### WHAT IS EXPECTED
Write the entries below out again exactly; any picture in them stays out.

### Saved data entries
.....

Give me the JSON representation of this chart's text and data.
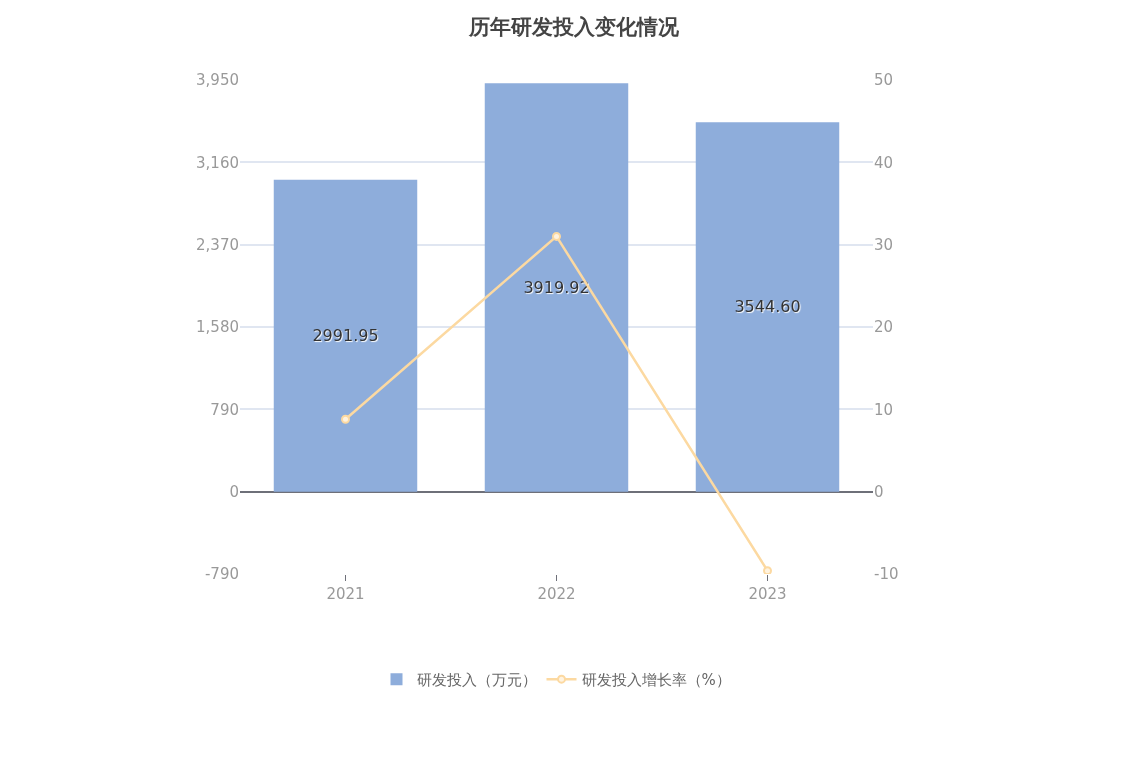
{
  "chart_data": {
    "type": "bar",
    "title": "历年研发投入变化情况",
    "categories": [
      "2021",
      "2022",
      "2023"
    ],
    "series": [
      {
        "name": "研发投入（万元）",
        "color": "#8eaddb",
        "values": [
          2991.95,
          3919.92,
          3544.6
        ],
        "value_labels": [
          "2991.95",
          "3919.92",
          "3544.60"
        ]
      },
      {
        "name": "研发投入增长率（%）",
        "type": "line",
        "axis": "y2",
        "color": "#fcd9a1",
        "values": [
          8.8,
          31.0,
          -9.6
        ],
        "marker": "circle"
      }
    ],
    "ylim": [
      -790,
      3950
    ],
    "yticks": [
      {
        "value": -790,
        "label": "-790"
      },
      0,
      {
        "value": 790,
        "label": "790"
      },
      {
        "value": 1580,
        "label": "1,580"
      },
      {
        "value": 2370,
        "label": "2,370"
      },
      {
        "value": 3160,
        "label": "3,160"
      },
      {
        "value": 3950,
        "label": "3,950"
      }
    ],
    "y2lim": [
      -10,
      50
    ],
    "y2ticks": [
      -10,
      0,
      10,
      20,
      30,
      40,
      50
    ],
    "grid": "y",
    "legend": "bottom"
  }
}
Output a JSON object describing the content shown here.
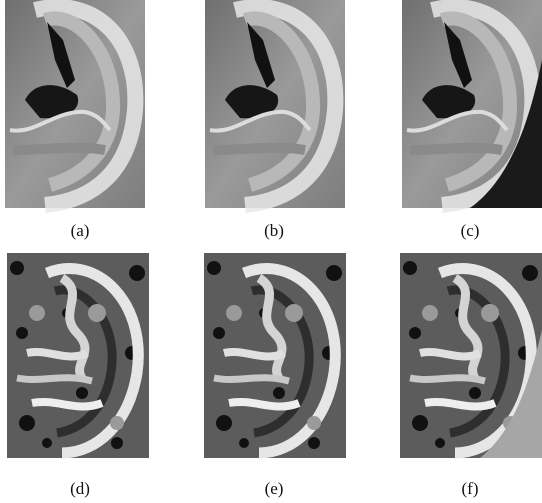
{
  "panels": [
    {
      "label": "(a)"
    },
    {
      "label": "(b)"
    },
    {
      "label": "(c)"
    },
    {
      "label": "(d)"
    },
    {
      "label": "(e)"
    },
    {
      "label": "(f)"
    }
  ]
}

.....

### ANSWER FOR THIS EXERCISE
Give me the JSON representation of this chart's text and data.
{
  "chart_data": {
    "type": "bar",
    "title": "历年研发投入变化情况",
    "categories": [
      "2021",
      "2022",
      "2023"
    ],
    "series": [
      {
        "name": "研发投入（万元）",
        "color": "#8eaddb",
        "values": [
          2991.95,
          3919.92,
          3544.6
        ],
        "value_labels": [
          "2991.95",
          "3919.92",
          "3544.60"
        ]
      },
      {
        "name": "研发投入增长率（%）",
        "type": "line",
        "axis": "y2",
        "color": "#fcd9a1",
        "values": [
          8.8,
          31.0,
          -9.6
        ],
        "marker": "circle"
      }
    ],
    "ylim": [
      -790,
      3950
    ],
    "yticks": [
      {
        "value": -790,
        "label": "-790"
      },
      0,
      {
        "value": 790,
        "label": "790"
      },
      {
        "value": 1580,
        "label": "1,580"
      },
      {
        "value": 2370,
        "label": "2,370"
      },
      {
        "value": 3160,
        "label": "3,160"
      },
      {
        "value": 3950,
        "label": "3,950"
      }
    ],
    "y2lim": [
      -10,
      50
    ],
    "y2ticks": [
      -10,
      0,
      10,
      20,
      30,
      40,
      50
    ],
    "grid": "y",
    "legend": "bottom"
  }
}
Output a JSON object describing the content shown here.
{
  "panels": [
    {
      "label": "(a)"
    },
    {
      "label": "(b)"
    },
    {
      "label": "(c)"
    },
    {
      "label": "(d)"
    },
    {
      "label": "(e)"
    },
    {
      "label": "(f)"
    }
  ]
}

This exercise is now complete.